- _What is asked_: Scan the listing that follows and report how many lines contain "Iniciar". Write the number alone.

- _Input rows_:
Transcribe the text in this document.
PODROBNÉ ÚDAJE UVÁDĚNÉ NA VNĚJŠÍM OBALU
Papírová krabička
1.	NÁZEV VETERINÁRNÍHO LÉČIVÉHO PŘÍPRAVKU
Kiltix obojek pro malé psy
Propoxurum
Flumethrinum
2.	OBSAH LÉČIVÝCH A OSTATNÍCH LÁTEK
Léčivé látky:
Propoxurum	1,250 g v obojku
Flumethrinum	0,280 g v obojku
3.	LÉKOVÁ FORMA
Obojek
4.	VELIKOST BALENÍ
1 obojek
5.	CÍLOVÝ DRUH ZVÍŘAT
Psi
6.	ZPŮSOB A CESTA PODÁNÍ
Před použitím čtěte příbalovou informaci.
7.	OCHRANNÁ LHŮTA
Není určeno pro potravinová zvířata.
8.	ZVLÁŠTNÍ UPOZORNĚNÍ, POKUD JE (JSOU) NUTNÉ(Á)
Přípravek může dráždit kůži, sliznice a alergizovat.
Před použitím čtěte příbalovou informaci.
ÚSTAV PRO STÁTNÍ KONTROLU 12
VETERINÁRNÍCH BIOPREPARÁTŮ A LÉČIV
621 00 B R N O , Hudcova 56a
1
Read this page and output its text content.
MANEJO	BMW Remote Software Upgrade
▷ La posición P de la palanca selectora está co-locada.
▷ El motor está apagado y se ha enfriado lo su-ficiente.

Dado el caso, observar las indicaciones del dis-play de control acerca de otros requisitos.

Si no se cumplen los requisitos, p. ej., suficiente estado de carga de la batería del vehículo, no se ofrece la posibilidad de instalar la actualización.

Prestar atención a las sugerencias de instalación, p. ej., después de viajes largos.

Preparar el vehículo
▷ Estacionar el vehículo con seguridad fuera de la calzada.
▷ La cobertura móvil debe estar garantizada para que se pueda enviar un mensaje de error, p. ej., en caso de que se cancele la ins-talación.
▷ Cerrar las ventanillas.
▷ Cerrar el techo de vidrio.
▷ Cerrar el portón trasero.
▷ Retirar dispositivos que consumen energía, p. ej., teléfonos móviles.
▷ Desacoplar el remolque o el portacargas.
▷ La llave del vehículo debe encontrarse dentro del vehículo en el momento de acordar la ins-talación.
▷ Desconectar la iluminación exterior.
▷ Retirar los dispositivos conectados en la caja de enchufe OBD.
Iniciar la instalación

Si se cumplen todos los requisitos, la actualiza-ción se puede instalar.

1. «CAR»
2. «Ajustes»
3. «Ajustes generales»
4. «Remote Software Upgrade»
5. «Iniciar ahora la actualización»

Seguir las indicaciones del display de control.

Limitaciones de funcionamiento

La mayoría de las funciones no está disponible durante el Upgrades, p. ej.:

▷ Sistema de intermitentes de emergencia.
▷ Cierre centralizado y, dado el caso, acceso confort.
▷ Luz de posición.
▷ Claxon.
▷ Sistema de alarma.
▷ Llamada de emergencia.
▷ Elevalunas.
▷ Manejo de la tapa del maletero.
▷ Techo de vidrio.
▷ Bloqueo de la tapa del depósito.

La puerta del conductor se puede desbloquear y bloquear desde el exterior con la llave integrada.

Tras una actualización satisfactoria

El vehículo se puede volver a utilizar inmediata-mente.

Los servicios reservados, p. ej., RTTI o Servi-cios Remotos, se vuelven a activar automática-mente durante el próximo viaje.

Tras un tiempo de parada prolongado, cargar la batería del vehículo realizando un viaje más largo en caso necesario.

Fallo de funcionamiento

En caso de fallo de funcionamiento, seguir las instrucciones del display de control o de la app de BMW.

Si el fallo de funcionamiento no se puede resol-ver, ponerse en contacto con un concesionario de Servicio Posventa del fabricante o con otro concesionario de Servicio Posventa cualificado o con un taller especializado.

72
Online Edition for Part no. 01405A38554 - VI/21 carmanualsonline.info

---

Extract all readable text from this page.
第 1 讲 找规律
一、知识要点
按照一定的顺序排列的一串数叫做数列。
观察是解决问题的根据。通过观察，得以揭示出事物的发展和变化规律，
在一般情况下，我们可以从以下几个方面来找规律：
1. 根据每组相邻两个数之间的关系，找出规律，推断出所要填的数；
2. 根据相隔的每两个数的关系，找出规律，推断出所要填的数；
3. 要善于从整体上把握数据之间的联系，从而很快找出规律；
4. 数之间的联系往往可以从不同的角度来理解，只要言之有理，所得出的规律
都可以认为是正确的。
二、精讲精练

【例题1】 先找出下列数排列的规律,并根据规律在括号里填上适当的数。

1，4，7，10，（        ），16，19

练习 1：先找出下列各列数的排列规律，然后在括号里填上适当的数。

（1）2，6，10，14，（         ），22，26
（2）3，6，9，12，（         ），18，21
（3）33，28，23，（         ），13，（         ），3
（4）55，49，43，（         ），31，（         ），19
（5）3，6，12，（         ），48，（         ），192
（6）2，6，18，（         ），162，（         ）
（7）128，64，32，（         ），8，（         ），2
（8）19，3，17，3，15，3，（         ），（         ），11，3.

- _Exercise result_: 2